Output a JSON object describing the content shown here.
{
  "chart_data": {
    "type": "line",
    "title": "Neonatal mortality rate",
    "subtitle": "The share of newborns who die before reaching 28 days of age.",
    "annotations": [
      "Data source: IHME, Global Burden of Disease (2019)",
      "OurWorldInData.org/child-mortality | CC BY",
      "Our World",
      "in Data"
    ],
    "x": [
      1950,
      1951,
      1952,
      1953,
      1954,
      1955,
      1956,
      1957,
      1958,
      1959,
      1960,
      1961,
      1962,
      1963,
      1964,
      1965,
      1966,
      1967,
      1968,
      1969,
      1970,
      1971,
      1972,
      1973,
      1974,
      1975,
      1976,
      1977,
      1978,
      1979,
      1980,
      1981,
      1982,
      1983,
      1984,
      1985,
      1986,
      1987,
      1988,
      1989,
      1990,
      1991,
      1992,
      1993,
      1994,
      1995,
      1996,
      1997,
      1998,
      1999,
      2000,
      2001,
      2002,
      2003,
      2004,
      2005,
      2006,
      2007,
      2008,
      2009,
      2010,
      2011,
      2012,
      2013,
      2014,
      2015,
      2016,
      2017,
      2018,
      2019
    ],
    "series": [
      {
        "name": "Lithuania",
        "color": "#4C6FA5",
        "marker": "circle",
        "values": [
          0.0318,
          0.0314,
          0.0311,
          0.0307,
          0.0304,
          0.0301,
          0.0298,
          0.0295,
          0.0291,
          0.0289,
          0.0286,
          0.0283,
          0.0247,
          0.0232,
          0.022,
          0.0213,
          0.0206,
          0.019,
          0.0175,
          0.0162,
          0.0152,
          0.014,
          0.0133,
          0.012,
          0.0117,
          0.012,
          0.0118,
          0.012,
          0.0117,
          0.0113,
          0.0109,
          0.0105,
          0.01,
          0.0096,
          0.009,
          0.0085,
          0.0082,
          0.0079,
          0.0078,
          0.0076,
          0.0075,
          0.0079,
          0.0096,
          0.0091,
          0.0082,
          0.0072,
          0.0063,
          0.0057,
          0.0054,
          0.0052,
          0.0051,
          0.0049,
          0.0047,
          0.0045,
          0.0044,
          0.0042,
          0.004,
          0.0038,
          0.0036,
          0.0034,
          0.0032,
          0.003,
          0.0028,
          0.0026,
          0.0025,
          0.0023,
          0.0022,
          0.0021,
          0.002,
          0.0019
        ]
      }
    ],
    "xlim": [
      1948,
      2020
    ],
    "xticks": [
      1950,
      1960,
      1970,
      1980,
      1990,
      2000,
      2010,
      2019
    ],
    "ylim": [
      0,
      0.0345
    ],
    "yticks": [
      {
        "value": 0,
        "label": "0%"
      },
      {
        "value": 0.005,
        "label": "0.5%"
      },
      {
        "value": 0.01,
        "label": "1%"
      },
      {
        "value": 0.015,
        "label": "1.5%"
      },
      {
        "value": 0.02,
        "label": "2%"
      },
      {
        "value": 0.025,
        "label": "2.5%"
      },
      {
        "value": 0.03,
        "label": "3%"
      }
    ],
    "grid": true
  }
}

**Problem:** Please give back all of the records exactly as written.

**Task solution:**
Output a JSON object describing the content shown here.
{
  "chart_data": {
    "type": "line",
    "title": "Neonatal mortality rate",
    "subtitle": "The share of newborns who die before reaching 28 days of age.",
    "annotations": [
      "Data source: IHME, Global Burden of Disease (2019)",
      "OurWorldInData.org/child-mortality | CC BY",
      "Our World",
      "in Data"
    ],
    "x": [
      1950,
      1951,
      1952,
      1953,
      1954,
      1955,
      1956,
      1957,
      1958,
      1959,
      1960,
      1961,
      1962,
      1963,
      1964,
      1965,
      1966,
      1967,
      1968,
      1969,
      1970,
      1971,
      1972,
      1973,
      1974,
      1975,
      1976,
      1977,
      1978,
      1979,
      1980,
      1981,
      1982,
      1983,
      1984,
      1985,
      1986,
      1987,
      1988,
      1989,
      1990,
      1991,
      1992,
      1993,
      1994,
      1995,
      1996,
      1997,
      1998,
      1999,
      2000,
      2001,
      2002,
      2003,
      2004,
      2005,
      2006,
      2007,
      2008,
      2009,
      2010,
      2011,
      2012,
      2013,
      2014,
      2015,
      2016,
      2017,
      2018,
      2019
    ],
    "series": [
      {
        "name": "Lithuania",
        "color": "#4C6FA5",
        "marker": "circle",
        "values": [
          0.0318,
          0.0314,
          0.0311,
          0.0307,
          0.0304,
          0.0301,
          0.0298,
          0.0295,
          0.0291,
          0.0289,
          0.0286,
          0.0283,
          0.0247,
          0.0232,
          0.022,
          0.0213,
          0.0206,
          0.019,
          0.0175,
          0.0162,
          0.0152,
          0.014,
          0.0133,
          0.012,
          0.0117,
          0.012,
          0.0118,
          0.012,
          0.0117,
          0.0113,
          0.0109,
          0.0105,
          0.01,
          0.0096,
          0.009,
          0.0085,
          0.0082,
          0.0079,
          0.0078,
          0.0076,
          0.0075,
          0.0079,
          0.0096,
          0.0091,
          0.0082,
          0.0072,
          0.0063,
          0.0057,
          0.0054,
          0.0052,
          0.0051,
          0.0049,
          0.0047,
          0.0045,
          0.0044,
          0.0042,
          0.004,
          0.0038,
          0.0036,
          0.0034,
          0.0032,
          0.003,
          0.0028,
          0.0026,
          0.0025,
          0.0023,
          0.0022,
          0.0021,
          0.002,
          0.0019
        ]
      }
    ],
    "xlim": [
      1948,
      2020
    ],
    "xticks": [
      1950,
      1960,
      1970,
      1980,
      1990,
      2000,
      2010,
      2019
    ],
    "ylim": [
      0,
      0.0345
    ],
    "yticks": [
      {
        "value": 0,
        "label": "0%"
      },
      {
        "value": 0.005,
        "label": "0.5%"
      },
      {
        "value": 0.01,
        "label": "1%"
      },
      {
        "value": 0.015,
        "label": "1.5%"
      },
      {
        "value": 0.02,
        "label": "2%"
      },
      {
        "value": 0.025,
        "label": "2.5%"
      },
      {
        "value": 0.03,
        "label": "3%"
      }
    ],
    "grid": true
  }
}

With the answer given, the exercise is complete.